* **LISTED ENTRIES**
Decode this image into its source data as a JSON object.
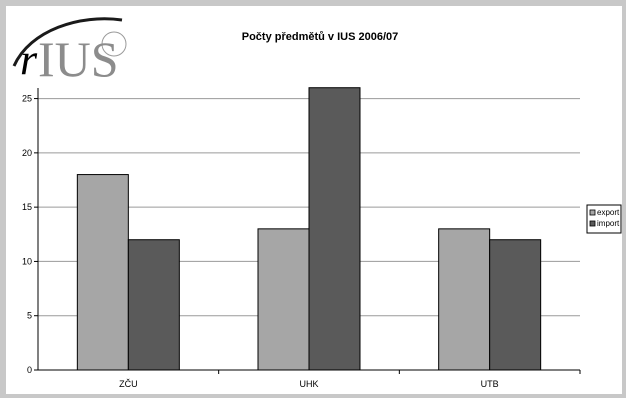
{
  "logo": {
    "text_r": "r",
    "text_ius": "IUS",
    "color_r": "#1a1a1a",
    "color_ius": "#8c8c8c"
  },
  "chart_data": {
    "type": "bar",
    "title": "Počty předmětů v IUS 2006/07",
    "categories": [
      "ZČU",
      "UHK",
      "UTB"
    ],
    "series": [
      {
        "name": "export",
        "values": [
          18,
          13,
          13
        ],
        "color": "#a6a6a6"
      },
      {
        "name": "import",
        "values": [
          12,
          26,
          12
        ],
        "color": "#5a5a5a"
      }
    ],
    "ylim": [
      0,
      28
    ],
    "yticks": [
      0,
      5,
      10,
      15,
      20,
      25
    ],
    "grid": true,
    "legend": "right"
  }
}
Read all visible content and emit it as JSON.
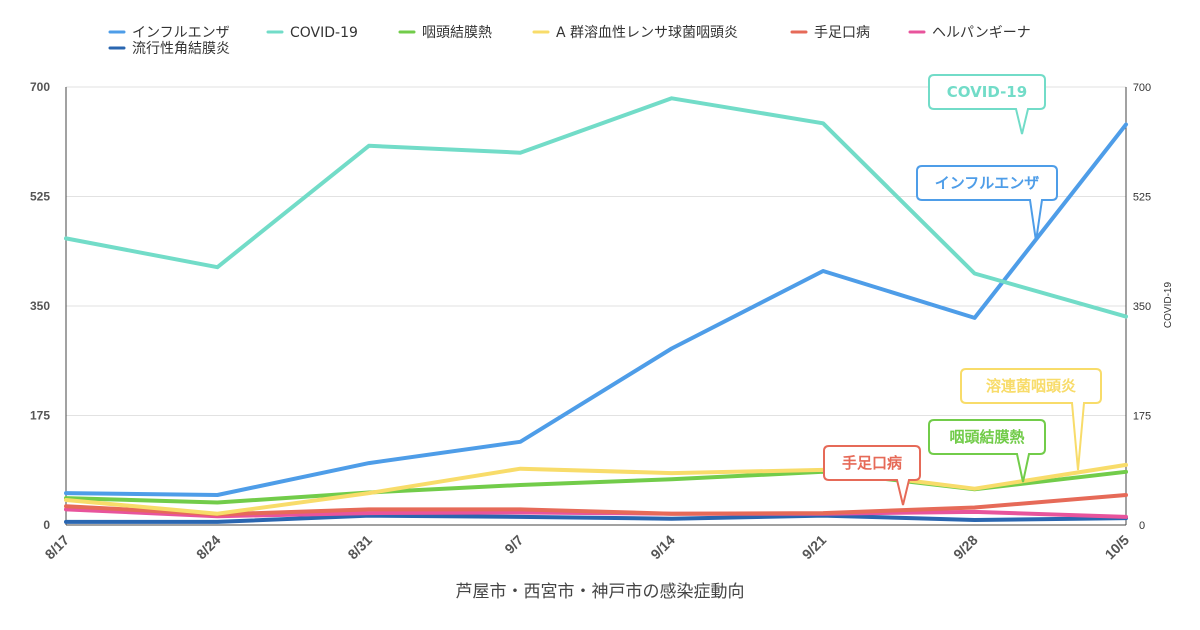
{
  "chart_data": {
    "type": "line",
    "title": "",
    "xlabel": "芦屋市・西宮市・神戸市の感染症動向",
    "ylabel": "",
    "ylabel_right": "COVID-19",
    "ylim": [
      0,
      700
    ],
    "yticks": [
      0,
      175,
      350,
      525,
      700
    ],
    "yticks_right": [
      0,
      175,
      350,
      525,
      700
    ],
    "grid": true,
    "legend_position": "top-left",
    "categories": [
      "8/17",
      "8/24",
      "8/31",
      "9/7",
      "9/14",
      "9/21",
      "9/28",
      "10/5"
    ],
    "series": [
      {
        "name": "インフルエンザ",
        "color": "#4e9de8",
        "values": [
          51,
          48,
          99,
          133,
          282,
          406,
          331,
          640
        ]
      },
      {
        "name": "COVID-19",
        "color": "#72dcc8",
        "values": [
          458,
          412,
          606,
          595,
          682,
          642,
          402,
          333
        ]
      },
      {
        "name": "咽頭結膜熱",
        "color": "#72cc4a",
        "values": [
          43,
          36,
          52,
          64,
          73,
          85,
          57,
          85
        ]
      },
      {
        "name": "A 群溶血性レンサ球菌咽頭炎",
        "color": "#f8dc6a",
        "values": [
          40,
          18,
          51,
          90,
          83,
          88,
          58,
          96
        ]
      },
      {
        "name": "手足口病",
        "color": "#e66a58",
        "values": [
          30,
          17,
          25,
          25,
          18,
          19,
          28,
          48
        ]
      },
      {
        "name": "ヘルパンギーナ",
        "color": "#e8549c",
        "values": [
          25,
          14,
          19,
          20,
          18,
          18,
          21,
          13
        ]
      },
      {
        "name": "流行性角結膜炎",
        "color": "#2a66b0",
        "values": [
          5,
          5,
          15,
          13,
          10,
          15,
          8,
          11
        ]
      }
    ],
    "annotations": [
      {
        "text": "COVID-19",
        "series": "COVID-19"
      },
      {
        "text": "インフルエンザ",
        "series": "インフルエンザ"
      },
      {
        "text": "溶連菌咽頭炎",
        "series": "A 群溶血性レンサ球菌咽頭炎"
      },
      {
        "text": "咽頭結膜熱",
        "series": "咽頭結膜熱"
      },
      {
        "text": "手足口病",
        "series": "手足口病"
      }
    ]
  }
}
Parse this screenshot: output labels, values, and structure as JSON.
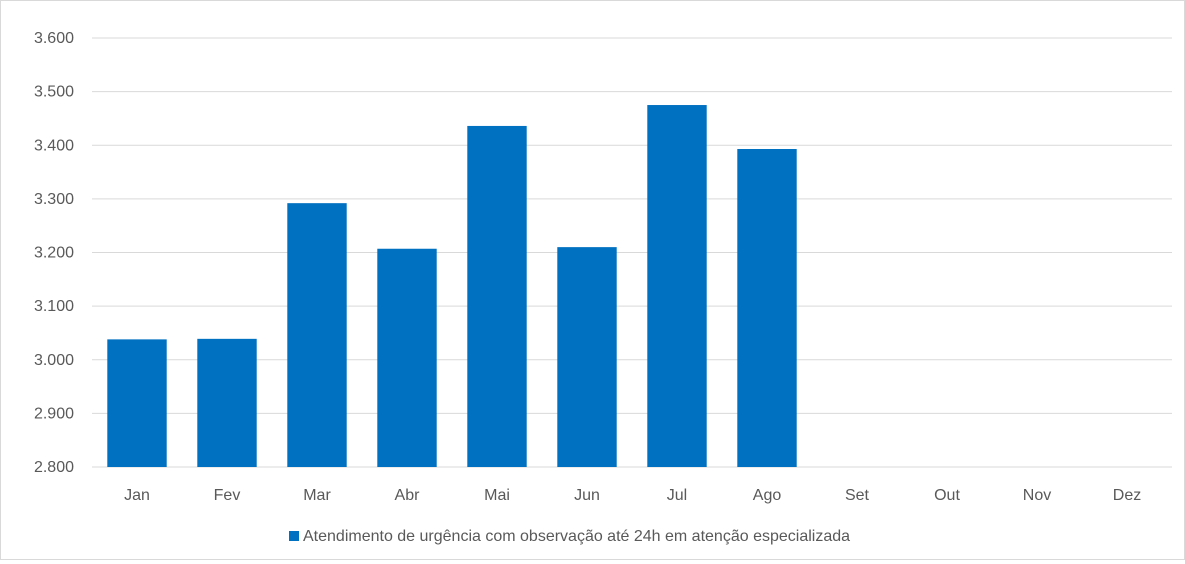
{
  "chart_data": {
    "type": "bar",
    "categories": [
      "Jan",
      "Fev",
      "Mar",
      "Abr",
      "Mai",
      "Jun",
      "Jul",
      "Ago",
      "Set",
      "Out",
      "Nov",
      "Dez"
    ],
    "series": [
      {
        "name": "Atendimento de urgência com observação até 24h em atenção especializada",
        "values": [
          3038,
          3039,
          3292,
          3207,
          3436,
          3210,
          3475,
          3393,
          null,
          null,
          null,
          null
        ],
        "color": "#0070c0"
      }
    ],
    "title": "",
    "xlabel": "",
    "ylabel": "",
    "ylim": [
      2800,
      3600
    ],
    "yticks": [
      2800,
      2900,
      3000,
      3100,
      3200,
      3300,
      3400,
      3500,
      3600
    ],
    "ytick_labels": [
      "2.800",
      "2.900",
      "3.000",
      "3.100",
      "3.200",
      "3.300",
      "3.400",
      "3.500",
      "3.600"
    ],
    "grid": true,
    "gridline_color": "#d9d9d9",
    "legend_position": "bottom"
  }
}
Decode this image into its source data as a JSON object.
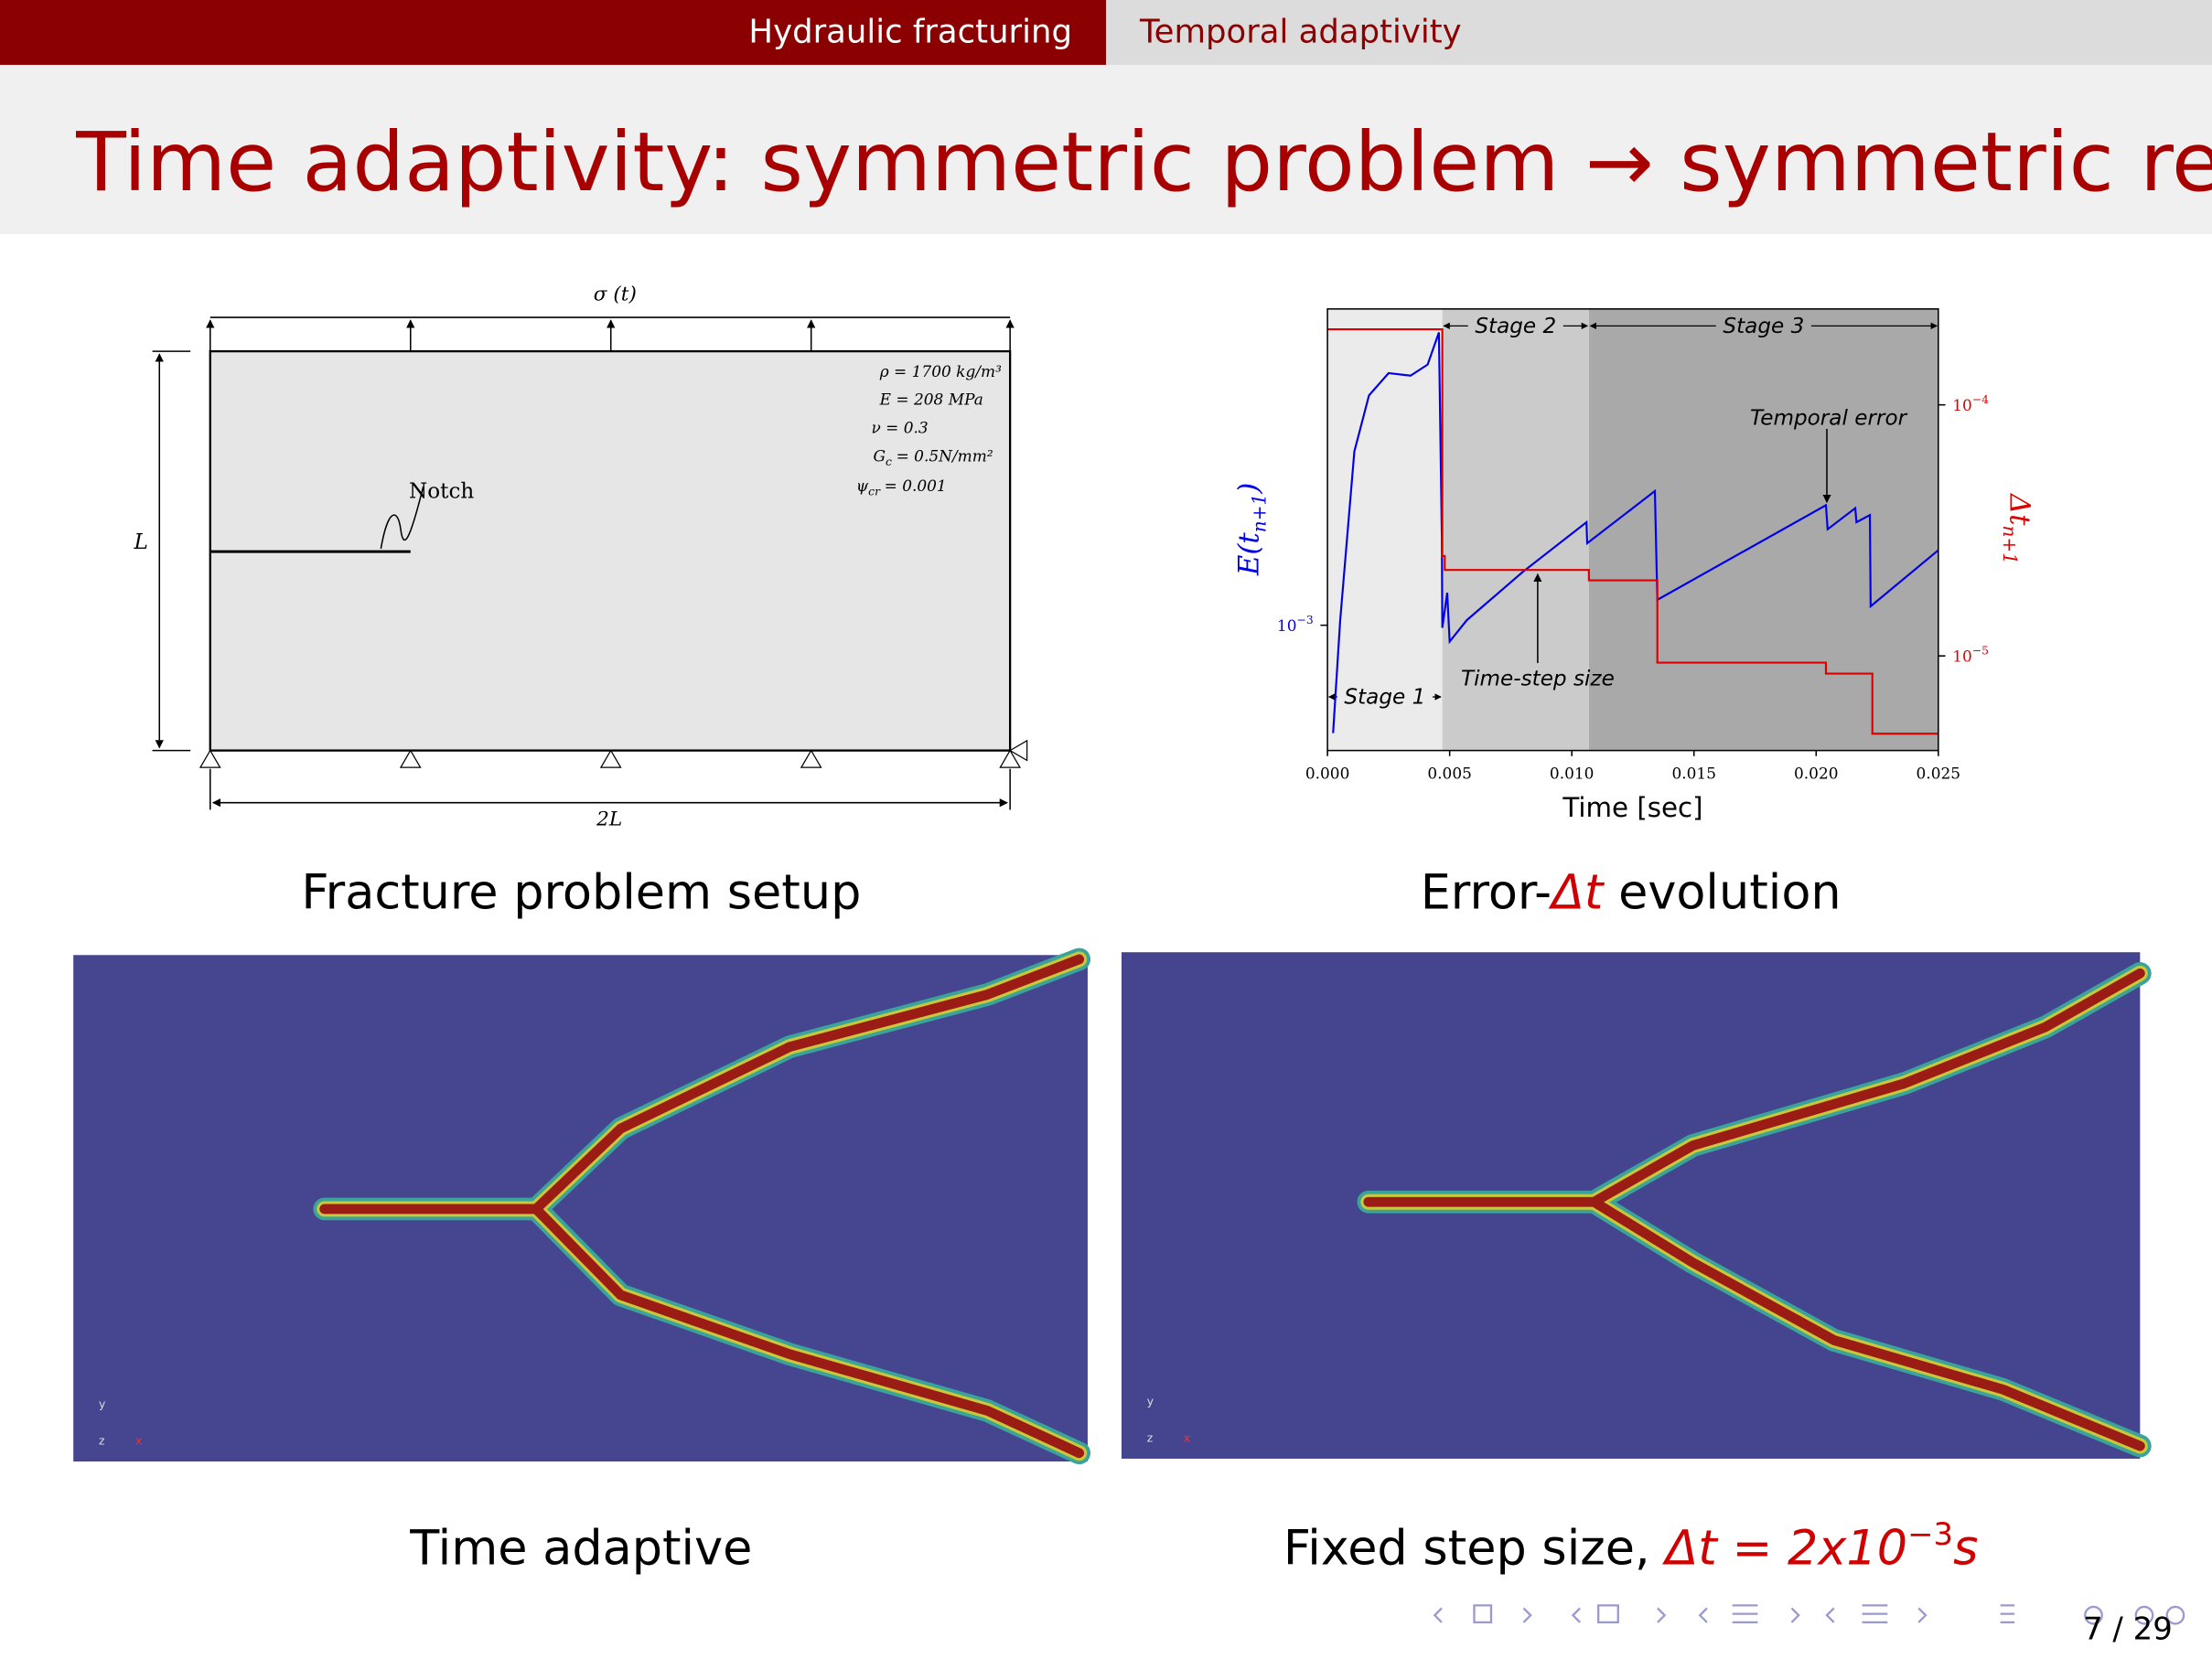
{
  "nav": {
    "sections": [
      "Hydraulic fracturing",
      "Temporal adaptivity"
    ]
  },
  "title": "Time adaptivity: symmetric problem → symmetric results",
  "setup": {
    "load": "σ (t)",
    "parameters": [
      {
        "text": "ρ = 1700 kg/m³"
      },
      {
        "text": "E = 208 MPa"
      },
      {
        "text": "ν = 0.3"
      },
      {
        "symbol": "G",
        "sub": "c",
        "text": "= 0.5N/mm²"
      },
      {
        "symbol": "ψ",
        "sub": "cr",
        "text": "= 0.001"
      }
    ],
    "notch": "Notch",
    "height": "L",
    "width": "2L"
  },
  "captions": {
    "setup": "Fracture problem setup",
    "chart": [
      "Error-",
      "Δt",
      " evolution"
    ],
    "adaptive": "Time adaptive",
    "fixed": [
      "Fixed step size, ",
      "Δt = 2x10",
      "−3",
      "s"
    ]
  },
  "triad": [
    "y",
    "z",
    "x"
  ],
  "chart_data": {
    "type": "line",
    "log": true,
    "xlabel": "Time [sec]",
    "ylabel": [
      "E(t",
      "n+1",
      ")"
    ],
    "y2label": [
      "Δt",
      "n+1"
    ],
    "xlim": [
      0,
      0.025
    ],
    "xticks": [
      {
        "value": 0,
        "label": "0.000"
      },
      {
        "value": 0.005,
        "label": "0.005"
      },
      {
        "value": 0.01,
        "label": "0.010"
      },
      {
        "value": 0.015,
        "label": "0.015"
      },
      {
        "value": 0.02,
        "label": "0.020"
      },
      {
        "value": 0.025,
        "label": "0.025"
      }
    ],
    "ylim": [
      0.000375,
      0.0119
    ],
    "yticks": [
      {
        "value": 0.001,
        "label": "10",
        "exponent": "−3"
      }
    ],
    "y2lim": [
      4.2e-06,
      0.000241
    ],
    "y2ticks": [
      {
        "value": 0.0001,
        "label": "10",
        "exponent": "−4"
      },
      {
        "value": 1e-05,
        "label": "10",
        "exponent": "−5"
      }
    ],
    "stages": [
      {
        "label": "Stage 1",
        "start": 0,
        "end": 0.0047,
        "color": "#ebebeb"
      },
      {
        "label": "Stage 2",
        "start": 0.0047,
        "end": 0.0107,
        "color": "#cbcbcb"
      },
      {
        "label": "Stage 3",
        "start": 0.0107,
        "end": 0.025,
        "color": "#a9a9a9"
      }
    ],
    "annotations": [
      "Temporal error",
      "Time-step size"
    ],
    "series": [
      {
        "color": "#0000e6",
        "x": [
          0.00023,
          0.00052,
          0.0011,
          0.0017,
          0.0025,
          0.0034,
          0.0041,
          0.00456,
          0.00468,
          0.0047,
          0.0049,
          0.005,
          0.0057,
          0.008,
          0.0106,
          0.01063,
          0.0134,
          0.0135,
          0.0204,
          0.02047,
          0.0216,
          0.02165,
          0.0222,
          0.02223,
          0.025
        ],
        "values": [
          0.00043,
          0.00104,
          0.0039,
          0.00605,
          0.0072,
          0.00706,
          0.0077,
          0.0099,
          0.002,
          0.00098,
          0.00129,
          0.00088,
          0.00104,
          0.00152,
          0.00224,
          0.0019,
          0.00286,
          0.00122,
          0.00256,
          0.00212,
          0.0025,
          0.00224,
          0.00237,
          0.00116,
          0.0018
        ]
      },
      {
        "color": "#dd0000",
        "axis": "y2",
        "x": [
          0,
          0.0047,
          0.0047,
          0.0048,
          0.0048,
          0.0107,
          0.0107,
          0.0135,
          0.0135,
          0.0204,
          0.0204,
          0.0223,
          0.0223,
          0.025
        ],
        "values": [
          0.0002,
          0.0002,
          2.5e-05,
          2.5e-05,
          2.2e-05,
          2.2e-05,
          2e-05,
          2e-05,
          9.4e-06,
          9.4e-06,
          8.5e-06,
          8.5e-06,
          4.9e-06,
          4.9e-06
        ]
      }
    ]
  },
  "page": "7 / 29"
}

* **WHAT TO PRODUCE**
Scan the listing above and copy all lines containing the word "JSON".

* **RESPONSE BELOW**
Decode this image into its source data as a JSON object.
Read all visible content and emit it as JSON.
Parse this screenshot: output labels, values, and structure as JSON.
Decode this image into its source data as a JSON object.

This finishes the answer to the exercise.